Stored data

::::::::

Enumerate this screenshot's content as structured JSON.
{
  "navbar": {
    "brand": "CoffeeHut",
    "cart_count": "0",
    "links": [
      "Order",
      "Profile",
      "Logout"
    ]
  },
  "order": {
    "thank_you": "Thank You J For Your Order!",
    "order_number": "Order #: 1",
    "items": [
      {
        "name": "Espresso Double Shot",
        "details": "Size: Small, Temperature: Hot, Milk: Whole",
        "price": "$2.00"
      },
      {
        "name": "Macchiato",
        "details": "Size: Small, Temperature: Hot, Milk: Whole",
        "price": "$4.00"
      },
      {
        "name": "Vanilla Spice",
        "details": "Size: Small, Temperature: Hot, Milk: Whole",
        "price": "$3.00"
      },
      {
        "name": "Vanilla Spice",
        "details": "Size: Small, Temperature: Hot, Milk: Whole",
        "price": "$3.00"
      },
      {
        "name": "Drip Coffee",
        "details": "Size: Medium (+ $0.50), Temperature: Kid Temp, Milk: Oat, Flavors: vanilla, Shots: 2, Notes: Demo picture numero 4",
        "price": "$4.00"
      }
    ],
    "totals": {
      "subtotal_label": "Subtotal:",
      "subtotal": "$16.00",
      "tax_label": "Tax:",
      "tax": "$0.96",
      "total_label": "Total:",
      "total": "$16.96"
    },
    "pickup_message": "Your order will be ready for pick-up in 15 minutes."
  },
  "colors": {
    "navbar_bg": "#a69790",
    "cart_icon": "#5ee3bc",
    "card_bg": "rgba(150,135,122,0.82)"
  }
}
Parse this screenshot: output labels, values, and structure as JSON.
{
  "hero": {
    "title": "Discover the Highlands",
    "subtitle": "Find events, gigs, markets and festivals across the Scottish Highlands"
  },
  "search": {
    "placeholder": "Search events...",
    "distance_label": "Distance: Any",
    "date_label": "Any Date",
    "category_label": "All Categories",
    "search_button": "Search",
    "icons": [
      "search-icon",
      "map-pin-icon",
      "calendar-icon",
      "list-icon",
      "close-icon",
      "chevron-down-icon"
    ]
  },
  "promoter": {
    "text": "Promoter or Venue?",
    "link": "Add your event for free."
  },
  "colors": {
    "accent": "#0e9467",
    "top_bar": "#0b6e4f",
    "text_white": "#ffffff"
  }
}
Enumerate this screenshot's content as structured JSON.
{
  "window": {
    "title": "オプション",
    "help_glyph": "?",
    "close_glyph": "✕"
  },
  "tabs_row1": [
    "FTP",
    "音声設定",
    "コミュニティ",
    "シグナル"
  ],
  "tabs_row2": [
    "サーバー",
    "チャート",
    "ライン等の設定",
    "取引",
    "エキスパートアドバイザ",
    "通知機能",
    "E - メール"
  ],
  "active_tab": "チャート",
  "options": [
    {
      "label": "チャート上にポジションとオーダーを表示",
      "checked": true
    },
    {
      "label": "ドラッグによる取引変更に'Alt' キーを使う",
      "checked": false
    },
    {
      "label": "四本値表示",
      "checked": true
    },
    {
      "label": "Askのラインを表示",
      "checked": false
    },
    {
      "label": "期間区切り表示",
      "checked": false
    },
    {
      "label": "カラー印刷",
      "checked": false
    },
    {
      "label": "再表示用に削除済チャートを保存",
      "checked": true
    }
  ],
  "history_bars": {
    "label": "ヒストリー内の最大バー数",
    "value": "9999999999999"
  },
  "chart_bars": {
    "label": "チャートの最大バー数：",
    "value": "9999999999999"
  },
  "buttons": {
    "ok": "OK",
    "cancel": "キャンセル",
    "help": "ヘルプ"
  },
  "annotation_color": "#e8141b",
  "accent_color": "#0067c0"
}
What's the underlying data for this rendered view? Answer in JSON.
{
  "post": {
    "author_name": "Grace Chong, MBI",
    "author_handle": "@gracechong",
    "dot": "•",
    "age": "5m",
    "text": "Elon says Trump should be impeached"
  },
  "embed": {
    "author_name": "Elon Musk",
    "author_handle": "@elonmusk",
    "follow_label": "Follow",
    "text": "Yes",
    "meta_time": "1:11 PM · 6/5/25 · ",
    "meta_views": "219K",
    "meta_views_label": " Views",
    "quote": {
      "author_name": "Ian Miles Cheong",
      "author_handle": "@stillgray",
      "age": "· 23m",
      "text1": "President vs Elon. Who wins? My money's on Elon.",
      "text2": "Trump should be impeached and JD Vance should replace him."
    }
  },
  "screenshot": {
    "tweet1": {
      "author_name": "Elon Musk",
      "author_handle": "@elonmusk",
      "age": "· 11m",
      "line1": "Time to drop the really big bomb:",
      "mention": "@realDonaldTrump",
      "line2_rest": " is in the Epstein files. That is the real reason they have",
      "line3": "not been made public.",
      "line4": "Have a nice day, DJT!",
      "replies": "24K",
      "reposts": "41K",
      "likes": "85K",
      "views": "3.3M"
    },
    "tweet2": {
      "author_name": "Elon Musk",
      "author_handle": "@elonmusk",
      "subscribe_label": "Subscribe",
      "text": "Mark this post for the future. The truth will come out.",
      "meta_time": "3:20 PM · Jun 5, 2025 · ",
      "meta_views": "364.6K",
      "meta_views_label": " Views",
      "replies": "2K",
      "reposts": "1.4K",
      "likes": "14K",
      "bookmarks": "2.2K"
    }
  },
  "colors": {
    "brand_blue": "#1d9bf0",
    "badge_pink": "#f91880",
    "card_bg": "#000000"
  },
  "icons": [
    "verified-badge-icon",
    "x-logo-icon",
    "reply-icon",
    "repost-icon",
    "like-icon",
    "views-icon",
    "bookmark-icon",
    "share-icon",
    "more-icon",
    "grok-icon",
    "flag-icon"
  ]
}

::::::::

▶ _Set task_: Take the data above and return it exactly.

▶ _Output of the task_:
Enumerate this screenshot's content as structured JSON.
{
  "navbar": {
    "brand": "CoffeeHut",
    "cart_count": "0",
    "links": [
      "Order",
      "Profile",
      "Logout"
    ]
  },
  "order": {
    "thank_you": "Thank You J For Your Order!",
    "order_number": "Order #: 1",
    "items": [
      {
        "name": "Espresso Double Shot",
        "details": "Size: Small, Temperature: Hot, Milk: Whole",
        "price": "$2.00"
      },
      {
        "name": "Macchiato",
        "details": "Size: Small, Temperature: Hot, Milk: Whole",
        "price": "$4.00"
      },
      {
        "name": "Vanilla Spice",
        "details": "Size: Small, Temperature: Hot, Milk: Whole",
        "price": "$3.00"
      },
      {
        "name": "Vanilla Spice",
        "details": "Size: Small, Temperature: Hot, Milk: Whole",
        "price": "$3.00"
      },
      {
        "name": "Drip Coffee",
        "details": "Size: Medium (+ $0.50), Temperature: Kid Temp, Milk: Oat, Flavors: vanilla, Shots: 2, Notes: Demo picture numero 4",
        "price": "$4.00"
      }
    ],
    "totals": {
      "subtotal_label": "Subtotal:",
      "subtotal": "$16.00",
      "tax_label": "Tax:",
      "tax": "$0.96",
      "total_label": "Total:",
      "total": "$16.96"
    },
    "pickup_message": "Your order will be ready for pick-up in 15 minutes."
  },
  "colors": {
    "navbar_bg": "#a69790",
    "cart_icon": "#5ee3bc",
    "card_bg": "rgba(150,135,122,0.82)"
  }
}
Parse this screenshot: output labels, values, and structure as JSON.
{
  "hero": {
    "title": "Discover the Highlands",
    "subtitle": "Find events, gigs, markets and festivals across the Scottish Highlands"
  },
  "search": {
    "placeholder": "Search events...",
    "distance_label": "Distance: Any",
    "date_label": "Any Date",
    "category_label": "All Categories",
    "search_button": "Search",
    "icons": [
      "search-icon",
      "map-pin-icon",
      "calendar-icon",
      "list-icon",
      "close-icon",
      "chevron-down-icon"
    ]
  },
  "promoter": {
    "text": "Promoter or Venue?",
    "link": "Add your event for free."
  },
  "colors": {
    "accent": "#0e9467",
    "top_bar": "#0b6e4f",
    "text_white": "#ffffff"
  }
}
Enumerate this screenshot's content as structured JSON.
{
  "window": {
    "title": "オプション",
    "help_glyph": "?",
    "close_glyph": "✕"
  },
  "tabs_row1": [
    "FTP",
    "音声設定",
    "コミュニティ",
    "シグナル"
  ],
  "tabs_row2": [
    "サーバー",
    "チャート",
    "ライン等の設定",
    "取引",
    "エキスパートアドバイザ",
    "通知機能",
    "E - メール"
  ],
  "active_tab": "チャート",
  "options": [
    {
      "label": "チャート上にポジションとオーダーを表示",
      "checked": true
    },
    {
      "label": "ドラッグによる取引変更に'Alt' キーを使う",
      "checked": false
    },
    {
      "label": "四本値表示",
      "checked": true
    },
    {
      "label": "Askのラインを表示",
      "checked": false
    },
    {
      "label": "期間区切り表示",
      "checked": false
    },
    {
      "label": "カラー印刷",
      "checked": false
    },
    {
      "label": "再表示用に削除済チャートを保存",
      "checked": true
    }
  ],
  "history_bars": {
    "label": "ヒストリー内の最大バー数",
    "value": "9999999999999"
  },
  "chart_bars": {
    "label": "チャートの最大バー数：",
    "value": "9999999999999"
  },
  "buttons": {
    "ok": "OK",
    "cancel": "キャンセル",
    "help": "ヘルプ"
  },
  "annotation_color": "#e8141b",
  "accent_color": "#0067c0"
}
What's the underlying data for this rendered view? Answer in JSON.
{
  "post": {
    "author_name": "Grace Chong, MBI",
    "author_handle": "@gracechong",
    "dot": "•",
    "age": "5m",
    "text": "Elon says Trump should be impeached"
  },
  "embed": {
    "author_name": "Elon Musk",
    "author_handle": "@elonmusk",
    "follow_label": "Follow",
    "text": "Yes",
    "meta_time": "1:11 PM · 6/5/25 · ",
    "meta_views": "219K",
    "meta_views_label": " Views",
    "quote": {
      "author_name": "Ian Miles Cheong",
      "author_handle": "@stillgray",
      "age": "· 23m",
      "text1": "President vs Elon. Who wins? My money's on Elon.",
      "text2": "Trump should be impeached and JD Vance should replace him."
    }
  },
  "screenshot": {
    "tweet1": {
      "author_name": "Elon Musk",
      "author_handle": "@elonmusk",
      "age": "· 11m",
      "line1": "Time to drop the really big bomb:",
      "mention": "@realDonaldTrump",
      "line2_rest": " is in the Epstein files. That is the real reason they have",
      "line3": "not been made public.",
      "line4": "Have a nice day, DJT!",
      "replies": "24K",
      "reposts": "41K",
      "likes": "85K",
      "views": "3.3M"
    },
    "tweet2": {
      "author_name": "Elon Musk",
      "author_handle": "@elonmusk",
      "subscribe_label": "Subscribe",
      "text": "Mark this post for the future. The truth will come out.",
      "meta_time": "3:20 PM · Jun 5, 2025 · ",
      "meta_views": "364.6K",
      "meta_views_label": " Views",
      "replies": "2K",
      "reposts": "1.4K",
      "likes": "14K",
      "bookmarks": "2.2K"
    }
  },
  "colors": {
    "brand_blue": "#1d9bf0",
    "badge_pink": "#f91880",
    "card_bg": "#000000"
  },
  "icons": [
    "verified-badge-icon",
    "x-logo-icon",
    "reply-icon",
    "repost-icon",
    "like-icon",
    "views-icon",
    "bookmark-icon",
    "share-icon",
    "more-icon",
    "grok-icon",
    "flag-icon"
  ]
}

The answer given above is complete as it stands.